-- START --

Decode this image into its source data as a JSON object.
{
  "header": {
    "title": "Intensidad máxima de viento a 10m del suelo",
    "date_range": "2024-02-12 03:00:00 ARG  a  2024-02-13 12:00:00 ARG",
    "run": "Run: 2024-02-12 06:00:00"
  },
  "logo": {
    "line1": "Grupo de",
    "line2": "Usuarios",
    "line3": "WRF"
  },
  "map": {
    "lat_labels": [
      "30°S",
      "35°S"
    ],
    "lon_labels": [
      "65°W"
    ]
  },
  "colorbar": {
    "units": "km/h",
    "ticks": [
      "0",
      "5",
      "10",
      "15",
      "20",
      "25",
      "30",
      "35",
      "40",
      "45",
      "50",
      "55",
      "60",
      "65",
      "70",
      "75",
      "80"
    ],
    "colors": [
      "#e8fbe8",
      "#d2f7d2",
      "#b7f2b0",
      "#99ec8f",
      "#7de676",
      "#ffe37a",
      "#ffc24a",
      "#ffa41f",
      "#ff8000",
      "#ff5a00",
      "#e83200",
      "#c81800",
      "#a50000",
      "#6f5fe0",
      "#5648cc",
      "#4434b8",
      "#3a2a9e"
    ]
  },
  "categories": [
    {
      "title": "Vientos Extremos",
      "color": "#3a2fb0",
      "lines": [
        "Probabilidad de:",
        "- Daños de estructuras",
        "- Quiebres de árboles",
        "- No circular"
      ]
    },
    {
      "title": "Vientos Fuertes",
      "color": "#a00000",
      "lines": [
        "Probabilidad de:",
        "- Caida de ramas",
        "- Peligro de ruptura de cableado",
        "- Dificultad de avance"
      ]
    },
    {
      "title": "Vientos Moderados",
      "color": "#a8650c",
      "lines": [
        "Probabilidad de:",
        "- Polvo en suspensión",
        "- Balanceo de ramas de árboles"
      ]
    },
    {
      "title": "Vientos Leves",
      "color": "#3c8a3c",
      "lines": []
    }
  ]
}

-- END --

### [What you are asked to do]
Reply with the number of lines in the preceding entries that contain "árboles", and no other words.

### [Result for this exercise]
2